## SUPPLIED MATERIAL:
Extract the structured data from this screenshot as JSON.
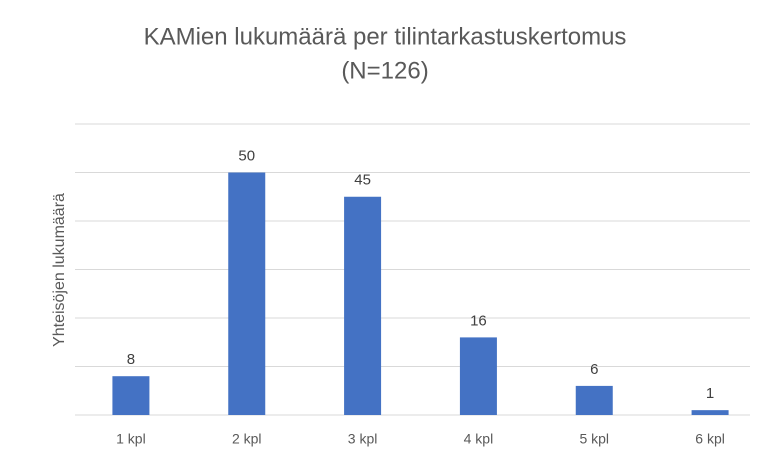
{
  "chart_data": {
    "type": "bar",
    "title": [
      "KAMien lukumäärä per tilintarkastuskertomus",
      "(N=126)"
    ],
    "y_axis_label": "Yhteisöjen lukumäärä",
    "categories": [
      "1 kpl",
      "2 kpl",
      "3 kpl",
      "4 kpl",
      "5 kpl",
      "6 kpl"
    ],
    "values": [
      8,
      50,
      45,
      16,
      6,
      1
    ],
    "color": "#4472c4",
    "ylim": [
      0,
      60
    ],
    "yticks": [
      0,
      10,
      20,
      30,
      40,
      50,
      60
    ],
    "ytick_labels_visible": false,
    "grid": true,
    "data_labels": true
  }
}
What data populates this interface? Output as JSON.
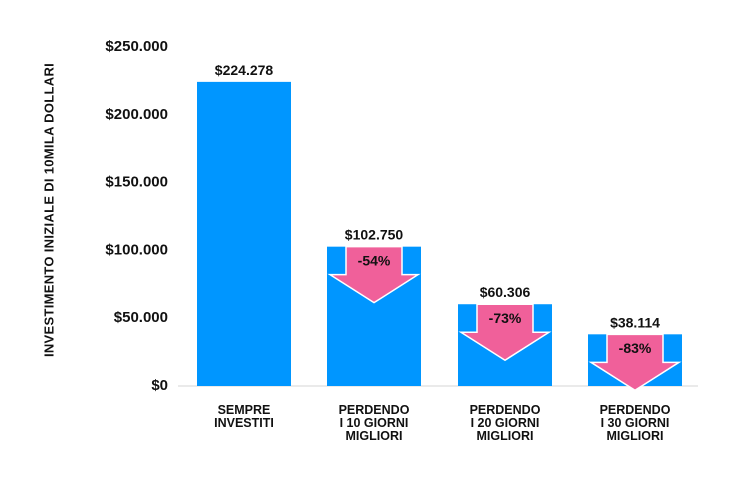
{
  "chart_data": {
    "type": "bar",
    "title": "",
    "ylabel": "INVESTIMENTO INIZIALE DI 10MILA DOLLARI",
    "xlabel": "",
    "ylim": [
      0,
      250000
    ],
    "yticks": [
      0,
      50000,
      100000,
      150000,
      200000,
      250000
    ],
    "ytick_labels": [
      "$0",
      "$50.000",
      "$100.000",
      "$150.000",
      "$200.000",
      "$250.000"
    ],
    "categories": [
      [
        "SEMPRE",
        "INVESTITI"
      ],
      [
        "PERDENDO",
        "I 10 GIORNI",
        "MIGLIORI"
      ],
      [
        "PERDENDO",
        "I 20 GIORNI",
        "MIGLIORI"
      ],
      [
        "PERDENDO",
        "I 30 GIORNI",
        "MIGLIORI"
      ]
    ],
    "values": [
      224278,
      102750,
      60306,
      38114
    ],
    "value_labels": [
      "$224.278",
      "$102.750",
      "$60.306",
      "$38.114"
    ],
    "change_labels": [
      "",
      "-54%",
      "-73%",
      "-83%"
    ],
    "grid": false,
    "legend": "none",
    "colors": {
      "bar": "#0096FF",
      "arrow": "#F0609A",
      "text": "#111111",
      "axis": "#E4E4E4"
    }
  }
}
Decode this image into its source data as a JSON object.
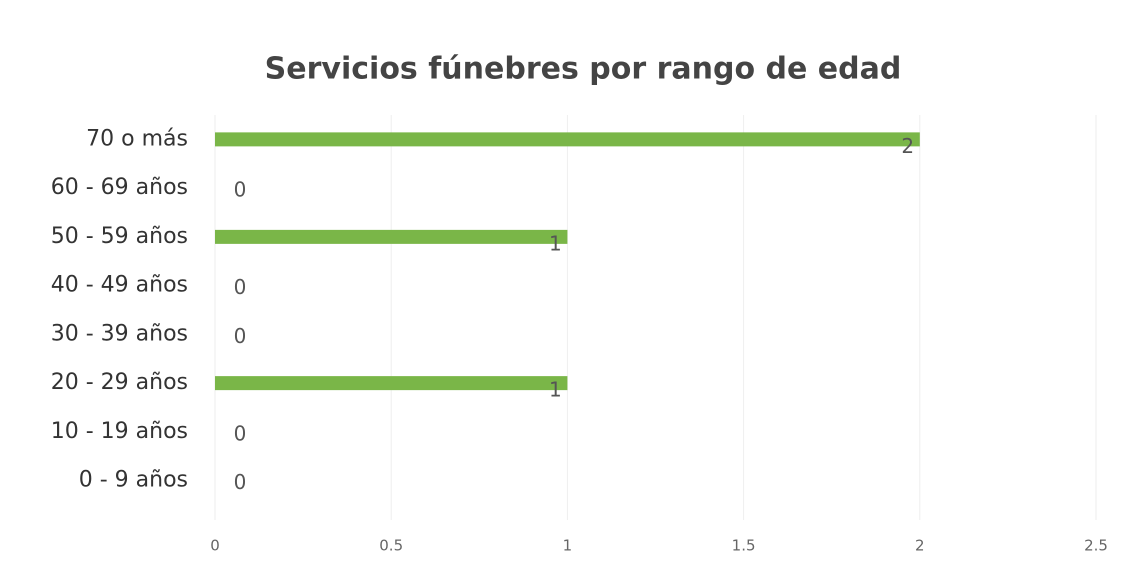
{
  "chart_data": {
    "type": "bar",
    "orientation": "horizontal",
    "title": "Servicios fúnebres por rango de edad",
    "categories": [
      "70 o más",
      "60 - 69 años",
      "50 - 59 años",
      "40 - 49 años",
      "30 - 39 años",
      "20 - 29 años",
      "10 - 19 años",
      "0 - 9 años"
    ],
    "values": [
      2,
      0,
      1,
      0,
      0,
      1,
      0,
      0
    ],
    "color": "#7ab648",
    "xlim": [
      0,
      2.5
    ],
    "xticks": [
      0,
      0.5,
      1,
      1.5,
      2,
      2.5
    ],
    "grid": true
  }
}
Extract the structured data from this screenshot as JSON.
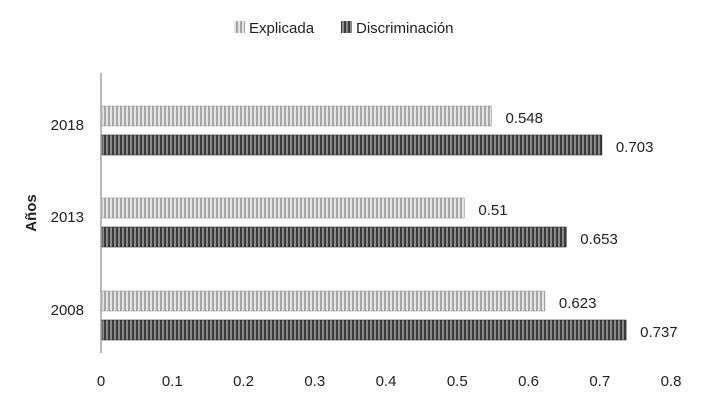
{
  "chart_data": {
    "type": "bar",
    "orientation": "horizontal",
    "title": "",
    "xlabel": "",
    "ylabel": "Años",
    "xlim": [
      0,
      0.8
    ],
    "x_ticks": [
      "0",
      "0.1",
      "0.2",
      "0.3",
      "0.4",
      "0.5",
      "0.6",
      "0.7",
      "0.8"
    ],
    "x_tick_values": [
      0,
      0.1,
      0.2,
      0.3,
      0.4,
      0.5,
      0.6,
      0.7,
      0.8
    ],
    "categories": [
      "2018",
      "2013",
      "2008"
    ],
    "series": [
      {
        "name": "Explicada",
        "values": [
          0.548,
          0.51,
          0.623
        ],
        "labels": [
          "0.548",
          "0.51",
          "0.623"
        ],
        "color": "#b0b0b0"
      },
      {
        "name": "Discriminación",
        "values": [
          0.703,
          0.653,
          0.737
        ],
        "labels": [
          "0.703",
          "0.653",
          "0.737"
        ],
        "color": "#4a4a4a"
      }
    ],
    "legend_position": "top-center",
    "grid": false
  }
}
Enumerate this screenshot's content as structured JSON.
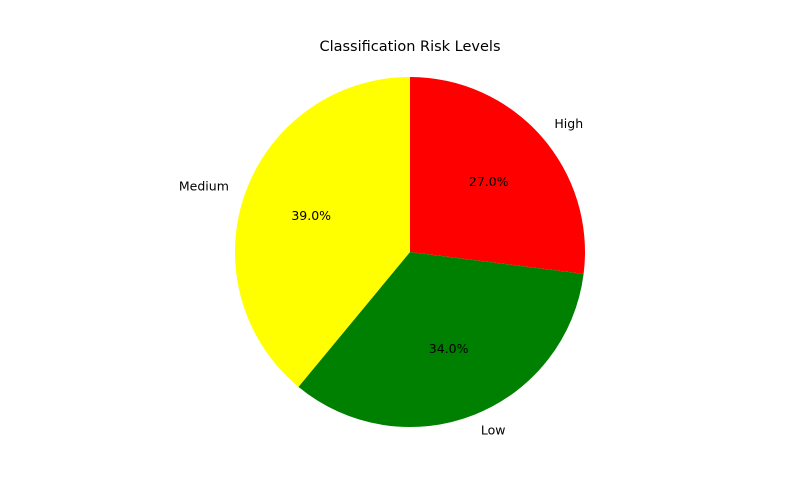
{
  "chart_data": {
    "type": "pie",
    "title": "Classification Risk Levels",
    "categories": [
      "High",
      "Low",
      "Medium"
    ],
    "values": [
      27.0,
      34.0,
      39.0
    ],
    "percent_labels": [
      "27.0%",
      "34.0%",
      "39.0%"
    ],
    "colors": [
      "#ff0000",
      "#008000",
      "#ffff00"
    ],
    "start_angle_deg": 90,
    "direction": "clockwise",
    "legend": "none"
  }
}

## WRITTEN INSTRUCTION:
Write out the entries above word for word. Do not include the pictures.

## SOLUTION TO THE PROBLEM:
Extract the structured data from this screenshot as JSON.
{
  "chart_data": {
    "type": "bar",
    "title": [
      "KAMien lukumäärä per tilintarkastuskertomus",
      "(N=126)"
    ],
    "y_axis_label": "Yhteisöjen lukumäärä",
    "categories": [
      "1 kpl",
      "2 kpl",
      "3 kpl",
      "4 kpl",
      "5 kpl",
      "6 kpl"
    ],
    "values": [
      8,
      50,
      45,
      16,
      6,
      1
    ],
    "color": "#4472c4",
    "ylim": [
      0,
      60
    ],
    "yticks": [
      0,
      10,
      20,
      30,
      40,
      50,
      60
    ],
    "ytick_labels_visible": false,
    "grid": true,
    "data_labels": true
  }
}
What data populates this interface? Output as JSON.
{
  "chart_data": {
    "type": "bar",
    "title": "",
    "ylabel": "INVESTIMENTO INIZIALE DI 10MILA DOLLARI",
    "xlabel": "",
    "ylim": [
      0,
      250000
    ],
    "yticks": [
      0,
      50000,
      100000,
      150000,
      200000,
      250000
    ],
    "ytick_labels": [
      "$0",
      "$50.000",
      "$100.000",
      "$150.000",
      "$200.000",
      "$250.000"
    ],
    "categories": [
      [
        "SEMPRE",
        "INVESTITI"
      ],
      [
        "PERDENDO",
        "I 10 GIORNI",
        "MIGLIORI"
      ],
      [
        "PERDENDO",
        "I 20 GIORNI",
        "MIGLIORI"
      ],
      [
        "PERDENDO",
        "I 30 GIORNI",
        "MIGLIORI"
      ]
    ],
    "values": [
      224278,
      102750,
      60306,
      38114
    ],
    "value_labels": [
      "$224.278",
      "$102.750",
      "$60.306",
      "$38.114"
    ],
    "change_labels": [
      "",
      "-54%",
      "-73%",
      "-83%"
    ],
    "grid": false,
    "legend": "none",
    "colors": {
      "bar": "#0096FF",
      "arrow": "#F0609A",
      "text": "#111111",
      "axis": "#E4E4E4"
    }
  }
}
Decode this image into its source data as a JSON object.
{
  "chart_data": {
    "type": "bar",
    "orientation": "horizontal",
    "title": "Servicios fúnebres por rango de edad",
    "categories": [
      "70 o más",
      "60 - 69 años",
      "50 - 59 años",
      "40 - 49 años",
      "30 - 39 años",
      "20 - 29 años",
      "10 - 19 años",
      "0 - 9 años"
    ],
    "values": [
      2,
      0,
      1,
      0,
      0,
      1,
      0,
      0
    ],
    "color": "#7ab648",
    "xlim": [
      0,
      2.5
    ],
    "xticks": [
      0,
      0.5,
      1,
      1.5,
      2,
      2.5
    ],
    "grid": true
  }
}
Extract the structured data from this screenshot as JSON.
{
  "chart_data": {
    "type": "bar",
    "orientation": "horizontal",
    "title": "",
    "xlabel": "",
    "ylabel": "Años",
    "xlim": [
      0,
      0.8
    ],
    "x_ticks": [
      "0",
      "0.1",
      "0.2",
      "0.3",
      "0.4",
      "0.5",
      "0.6",
      "0.7",
      "0.8"
    ],
    "x_tick_values": [
      0,
      0.1,
      0.2,
      0.3,
      0.4,
      0.5,
      0.6,
      0.7,
      0.8
    ],
    "categories": [
      "2018",
      "2013",
      "2008"
    ],
    "series": [
      {
        "name": "Explicada",
        "values": [
          0.548,
          0.51,
          0.623
        ],
        "labels": [
          "0.548",
          "0.51",
          "0.623"
        ],
        "color": "#b0b0b0"
      },
      {
        "name": "Discriminación",
        "values": [
          0.703,
          0.653,
          0.737
        ],
        "labels": [
          "0.703",
          "0.653",
          "0.737"
        ],
        "color": "#4a4a4a"
      }
    ],
    "legend_position": "top-center",
    "grid": false
  }
}
Enumerate this screenshot's content as structured JSON.
{
  "chart_data": {
    "type": "pie",
    "title": "Classification Risk Levels",
    "categories": [
      "High",
      "Low",
      "Medium"
    ],
    "values": [
      27.0,
      34.0,
      39.0
    ],
    "percent_labels": [
      "27.0%",
      "34.0%",
      "39.0%"
    ],
    "colors": [
      "#ff0000",
      "#008000",
      "#ffff00"
    ],
    "start_angle_deg": 90,
    "direction": "clockwise",
    "legend": "none"
  }
}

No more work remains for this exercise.